[Dataset entries on figures]
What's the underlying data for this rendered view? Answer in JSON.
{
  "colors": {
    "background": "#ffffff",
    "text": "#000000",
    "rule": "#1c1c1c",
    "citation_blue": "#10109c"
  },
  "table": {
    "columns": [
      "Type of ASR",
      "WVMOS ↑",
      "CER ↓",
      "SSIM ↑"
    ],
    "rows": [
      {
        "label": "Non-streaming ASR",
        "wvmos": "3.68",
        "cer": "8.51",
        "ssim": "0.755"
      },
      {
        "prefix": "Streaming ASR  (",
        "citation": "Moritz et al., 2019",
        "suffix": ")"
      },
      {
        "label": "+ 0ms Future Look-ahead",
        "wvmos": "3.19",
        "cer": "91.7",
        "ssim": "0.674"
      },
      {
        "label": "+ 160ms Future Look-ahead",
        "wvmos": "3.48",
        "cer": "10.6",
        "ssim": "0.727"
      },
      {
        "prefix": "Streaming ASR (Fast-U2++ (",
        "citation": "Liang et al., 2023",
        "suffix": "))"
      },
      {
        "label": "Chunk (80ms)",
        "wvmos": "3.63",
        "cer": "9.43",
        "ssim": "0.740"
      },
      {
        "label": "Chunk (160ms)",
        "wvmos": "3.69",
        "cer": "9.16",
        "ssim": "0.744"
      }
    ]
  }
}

■ **Task brief**:
Every entry should be printed again exactly as written.

■ **Solved exercise**:
What's the underlying data for this rendered view? Answer in JSON.
{
  "colors": {
    "background": "#ffffff",
    "text": "#000000",
    "rule": "#1c1c1c",
    "citation_blue": "#10109c"
  },
  "table": {
    "columns": [
      "Type of ASR",
      "WVMOS ↑",
      "CER ↓",
      "SSIM ↑"
    ],
    "rows": [
      {
        "label": "Non-streaming ASR",
        "wvmos": "3.68",
        "cer": "8.51",
        "ssim": "0.755"
      },
      {
        "prefix": "Streaming ASR  (",
        "citation": "Moritz et al., 2019",
        "suffix": ")"
      },
      {
        "label": "+ 0ms Future Look-ahead",
        "wvmos": "3.19",
        "cer": "91.7",
        "ssim": "0.674"
      },
      {
        "label": "+ 160ms Future Look-ahead",
        "wvmos": "3.48",
        "cer": "10.6",
        "ssim": "0.727"
      },
      {
        "prefix": "Streaming ASR (Fast-U2++ (",
        "citation": "Liang et al., 2023",
        "suffix": "))"
      },
      {
        "label": "Chunk (80ms)",
        "wvmos": "3.63",
        "cer": "9.43",
        "ssim": "0.740"
      },
      {
        "label": "Chunk (160ms)",
        "wvmos": "3.69",
        "cer": "9.16",
        "ssim": "0.744"
      }
    ]
  }
}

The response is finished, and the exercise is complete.